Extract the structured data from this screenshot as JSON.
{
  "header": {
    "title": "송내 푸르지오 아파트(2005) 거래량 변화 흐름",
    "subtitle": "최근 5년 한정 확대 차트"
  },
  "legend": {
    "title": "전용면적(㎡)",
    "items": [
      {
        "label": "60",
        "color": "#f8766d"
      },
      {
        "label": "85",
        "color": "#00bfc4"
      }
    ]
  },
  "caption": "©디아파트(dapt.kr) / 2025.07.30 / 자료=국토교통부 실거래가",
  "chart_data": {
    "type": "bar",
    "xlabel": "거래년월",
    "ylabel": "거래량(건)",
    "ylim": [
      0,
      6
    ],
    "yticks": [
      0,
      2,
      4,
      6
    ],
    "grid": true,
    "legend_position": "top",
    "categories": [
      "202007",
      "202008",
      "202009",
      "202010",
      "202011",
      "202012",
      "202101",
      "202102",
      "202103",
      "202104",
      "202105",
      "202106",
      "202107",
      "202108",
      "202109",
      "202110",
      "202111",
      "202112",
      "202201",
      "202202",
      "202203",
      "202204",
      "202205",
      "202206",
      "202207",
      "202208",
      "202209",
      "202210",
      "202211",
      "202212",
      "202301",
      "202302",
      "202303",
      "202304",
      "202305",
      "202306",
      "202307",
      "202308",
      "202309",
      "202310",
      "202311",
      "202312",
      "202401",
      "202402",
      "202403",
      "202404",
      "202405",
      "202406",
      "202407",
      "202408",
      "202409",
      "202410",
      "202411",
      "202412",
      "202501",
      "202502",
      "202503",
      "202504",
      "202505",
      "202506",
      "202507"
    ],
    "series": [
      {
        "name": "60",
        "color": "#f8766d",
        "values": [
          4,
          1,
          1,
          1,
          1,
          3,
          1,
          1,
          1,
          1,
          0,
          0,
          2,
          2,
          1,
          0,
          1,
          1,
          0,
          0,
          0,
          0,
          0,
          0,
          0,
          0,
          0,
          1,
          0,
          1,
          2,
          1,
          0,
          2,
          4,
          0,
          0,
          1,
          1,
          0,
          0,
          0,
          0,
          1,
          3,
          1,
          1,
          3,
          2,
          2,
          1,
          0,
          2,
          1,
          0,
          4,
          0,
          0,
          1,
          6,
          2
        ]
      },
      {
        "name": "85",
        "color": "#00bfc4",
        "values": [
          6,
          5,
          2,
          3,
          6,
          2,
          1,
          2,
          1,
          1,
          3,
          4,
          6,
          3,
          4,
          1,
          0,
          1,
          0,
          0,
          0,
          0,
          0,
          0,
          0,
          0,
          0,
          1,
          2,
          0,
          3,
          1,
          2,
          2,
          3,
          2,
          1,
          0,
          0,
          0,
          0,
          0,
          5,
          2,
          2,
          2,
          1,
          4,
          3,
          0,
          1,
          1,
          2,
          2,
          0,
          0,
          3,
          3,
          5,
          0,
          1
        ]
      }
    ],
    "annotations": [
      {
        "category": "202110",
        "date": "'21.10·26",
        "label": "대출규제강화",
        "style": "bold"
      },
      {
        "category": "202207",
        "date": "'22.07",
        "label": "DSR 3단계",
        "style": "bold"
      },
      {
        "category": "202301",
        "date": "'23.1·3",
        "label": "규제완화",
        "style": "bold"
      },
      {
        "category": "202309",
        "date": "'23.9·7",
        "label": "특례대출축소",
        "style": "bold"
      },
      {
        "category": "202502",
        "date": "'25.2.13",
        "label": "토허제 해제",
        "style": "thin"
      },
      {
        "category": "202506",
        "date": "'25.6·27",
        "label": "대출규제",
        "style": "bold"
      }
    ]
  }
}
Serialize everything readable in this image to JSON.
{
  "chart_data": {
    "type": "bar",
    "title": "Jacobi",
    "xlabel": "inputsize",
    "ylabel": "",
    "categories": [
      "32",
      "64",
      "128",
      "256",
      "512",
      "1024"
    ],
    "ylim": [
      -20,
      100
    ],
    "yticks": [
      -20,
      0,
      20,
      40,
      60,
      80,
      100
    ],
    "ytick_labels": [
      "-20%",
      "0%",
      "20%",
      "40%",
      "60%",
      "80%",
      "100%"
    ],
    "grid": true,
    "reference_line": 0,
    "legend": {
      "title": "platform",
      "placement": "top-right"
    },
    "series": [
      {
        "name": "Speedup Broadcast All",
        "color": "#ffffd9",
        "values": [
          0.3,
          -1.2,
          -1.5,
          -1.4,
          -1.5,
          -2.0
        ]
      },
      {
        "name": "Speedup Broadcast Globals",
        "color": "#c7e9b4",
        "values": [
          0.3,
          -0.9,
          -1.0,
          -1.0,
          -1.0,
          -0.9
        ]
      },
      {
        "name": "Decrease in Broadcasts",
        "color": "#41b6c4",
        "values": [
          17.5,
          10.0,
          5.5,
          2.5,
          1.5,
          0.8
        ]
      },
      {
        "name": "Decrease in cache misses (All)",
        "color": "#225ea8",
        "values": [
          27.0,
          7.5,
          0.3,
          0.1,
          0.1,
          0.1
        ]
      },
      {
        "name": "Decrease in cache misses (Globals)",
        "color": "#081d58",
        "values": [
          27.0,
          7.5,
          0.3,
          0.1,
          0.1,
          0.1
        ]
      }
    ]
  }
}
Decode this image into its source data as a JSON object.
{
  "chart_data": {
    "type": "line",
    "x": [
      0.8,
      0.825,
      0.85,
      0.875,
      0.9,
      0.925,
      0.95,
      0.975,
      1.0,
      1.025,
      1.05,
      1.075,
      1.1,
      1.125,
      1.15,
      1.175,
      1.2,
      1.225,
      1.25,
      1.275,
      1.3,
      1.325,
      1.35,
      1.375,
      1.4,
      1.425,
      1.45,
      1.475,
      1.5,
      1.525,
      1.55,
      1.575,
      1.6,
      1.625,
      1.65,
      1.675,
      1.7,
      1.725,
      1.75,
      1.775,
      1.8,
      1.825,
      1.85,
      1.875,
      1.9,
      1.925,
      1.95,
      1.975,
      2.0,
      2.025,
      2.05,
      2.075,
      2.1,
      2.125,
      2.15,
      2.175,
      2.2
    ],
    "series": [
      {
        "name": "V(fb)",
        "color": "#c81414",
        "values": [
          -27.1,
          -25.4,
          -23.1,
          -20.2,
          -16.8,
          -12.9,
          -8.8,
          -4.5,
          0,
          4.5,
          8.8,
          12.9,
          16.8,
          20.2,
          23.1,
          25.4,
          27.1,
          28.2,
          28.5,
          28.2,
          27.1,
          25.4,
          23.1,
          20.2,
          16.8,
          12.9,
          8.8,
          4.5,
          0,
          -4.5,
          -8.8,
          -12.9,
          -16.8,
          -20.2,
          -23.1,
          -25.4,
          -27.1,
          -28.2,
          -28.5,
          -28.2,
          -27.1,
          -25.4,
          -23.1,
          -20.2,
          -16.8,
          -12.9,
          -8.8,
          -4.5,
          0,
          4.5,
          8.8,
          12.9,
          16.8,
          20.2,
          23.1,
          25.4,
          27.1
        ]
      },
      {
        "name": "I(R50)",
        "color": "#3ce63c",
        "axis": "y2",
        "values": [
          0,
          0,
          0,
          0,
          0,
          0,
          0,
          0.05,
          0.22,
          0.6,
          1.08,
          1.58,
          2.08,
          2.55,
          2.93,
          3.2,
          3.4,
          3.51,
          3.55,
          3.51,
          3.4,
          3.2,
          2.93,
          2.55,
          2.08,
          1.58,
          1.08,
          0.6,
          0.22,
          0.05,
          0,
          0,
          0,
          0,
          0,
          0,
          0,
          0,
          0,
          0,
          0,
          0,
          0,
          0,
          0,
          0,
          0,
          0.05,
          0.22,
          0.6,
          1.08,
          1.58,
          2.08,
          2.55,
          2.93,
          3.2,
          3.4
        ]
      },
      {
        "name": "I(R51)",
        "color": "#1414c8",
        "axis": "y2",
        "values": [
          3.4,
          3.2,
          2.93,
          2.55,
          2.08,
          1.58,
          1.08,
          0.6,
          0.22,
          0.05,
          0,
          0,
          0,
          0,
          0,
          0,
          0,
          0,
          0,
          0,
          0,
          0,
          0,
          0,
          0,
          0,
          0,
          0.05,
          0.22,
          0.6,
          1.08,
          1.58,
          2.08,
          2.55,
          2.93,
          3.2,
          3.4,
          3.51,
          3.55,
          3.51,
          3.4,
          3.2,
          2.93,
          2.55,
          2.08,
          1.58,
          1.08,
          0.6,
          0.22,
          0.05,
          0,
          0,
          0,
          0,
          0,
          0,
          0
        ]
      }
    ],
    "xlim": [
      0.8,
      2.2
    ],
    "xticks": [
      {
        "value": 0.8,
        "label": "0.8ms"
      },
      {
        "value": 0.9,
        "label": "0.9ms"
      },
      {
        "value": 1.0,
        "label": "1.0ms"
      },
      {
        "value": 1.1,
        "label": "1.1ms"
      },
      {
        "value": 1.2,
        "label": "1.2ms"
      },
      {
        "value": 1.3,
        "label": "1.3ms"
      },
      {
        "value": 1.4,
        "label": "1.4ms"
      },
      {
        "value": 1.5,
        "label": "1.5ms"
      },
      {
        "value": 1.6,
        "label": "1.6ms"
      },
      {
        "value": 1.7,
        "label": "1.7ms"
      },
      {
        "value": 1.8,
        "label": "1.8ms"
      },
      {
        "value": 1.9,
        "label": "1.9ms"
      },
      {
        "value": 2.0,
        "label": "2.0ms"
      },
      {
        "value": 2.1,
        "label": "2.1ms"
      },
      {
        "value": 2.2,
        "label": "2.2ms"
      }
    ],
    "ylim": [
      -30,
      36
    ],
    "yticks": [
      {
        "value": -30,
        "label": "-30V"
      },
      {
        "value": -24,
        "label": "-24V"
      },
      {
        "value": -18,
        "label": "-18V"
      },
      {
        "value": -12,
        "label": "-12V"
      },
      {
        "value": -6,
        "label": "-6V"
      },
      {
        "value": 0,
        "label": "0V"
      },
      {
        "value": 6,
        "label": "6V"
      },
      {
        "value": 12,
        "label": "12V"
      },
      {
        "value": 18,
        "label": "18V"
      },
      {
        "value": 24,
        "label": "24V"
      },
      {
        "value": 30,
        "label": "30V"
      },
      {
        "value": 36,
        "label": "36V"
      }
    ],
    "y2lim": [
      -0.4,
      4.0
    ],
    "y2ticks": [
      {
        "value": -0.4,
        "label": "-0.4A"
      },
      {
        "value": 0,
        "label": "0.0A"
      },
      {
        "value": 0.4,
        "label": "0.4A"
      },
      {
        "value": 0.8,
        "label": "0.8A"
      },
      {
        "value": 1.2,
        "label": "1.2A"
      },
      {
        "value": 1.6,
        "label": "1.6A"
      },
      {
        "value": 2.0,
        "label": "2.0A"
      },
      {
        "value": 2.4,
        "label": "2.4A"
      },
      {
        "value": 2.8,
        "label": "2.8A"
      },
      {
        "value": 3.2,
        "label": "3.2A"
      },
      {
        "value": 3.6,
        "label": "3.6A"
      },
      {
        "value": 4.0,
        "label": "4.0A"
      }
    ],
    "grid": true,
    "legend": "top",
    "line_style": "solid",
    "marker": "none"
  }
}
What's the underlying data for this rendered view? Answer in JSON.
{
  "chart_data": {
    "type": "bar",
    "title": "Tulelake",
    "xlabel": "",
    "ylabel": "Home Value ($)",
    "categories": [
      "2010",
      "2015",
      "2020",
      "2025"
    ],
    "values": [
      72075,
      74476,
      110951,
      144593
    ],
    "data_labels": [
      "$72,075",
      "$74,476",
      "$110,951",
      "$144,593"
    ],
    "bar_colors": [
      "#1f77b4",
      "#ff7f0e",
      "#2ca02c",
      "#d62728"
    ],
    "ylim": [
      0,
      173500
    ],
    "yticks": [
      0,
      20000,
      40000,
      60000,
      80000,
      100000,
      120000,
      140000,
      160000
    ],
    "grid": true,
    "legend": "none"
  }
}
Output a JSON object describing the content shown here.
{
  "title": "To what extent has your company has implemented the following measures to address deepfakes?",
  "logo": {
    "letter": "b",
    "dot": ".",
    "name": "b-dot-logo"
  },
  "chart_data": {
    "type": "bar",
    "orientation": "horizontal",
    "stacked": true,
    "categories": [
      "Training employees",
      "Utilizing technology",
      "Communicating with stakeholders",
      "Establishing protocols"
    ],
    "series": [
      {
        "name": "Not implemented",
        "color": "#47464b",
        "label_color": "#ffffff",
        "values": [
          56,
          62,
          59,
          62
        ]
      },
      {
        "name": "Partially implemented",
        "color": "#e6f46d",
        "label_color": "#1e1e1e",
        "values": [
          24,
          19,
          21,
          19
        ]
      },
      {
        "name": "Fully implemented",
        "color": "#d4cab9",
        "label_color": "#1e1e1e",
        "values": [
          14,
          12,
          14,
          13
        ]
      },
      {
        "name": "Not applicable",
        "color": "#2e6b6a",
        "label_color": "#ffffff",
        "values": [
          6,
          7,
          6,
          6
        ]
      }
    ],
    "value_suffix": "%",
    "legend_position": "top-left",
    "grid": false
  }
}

++++++

▶ **Aim**:
Using the records above, list each line that includes "object".

▶ **Written response**:
Decode this image into its source data as a JSON object.
Output a JSON object describing the content shown here.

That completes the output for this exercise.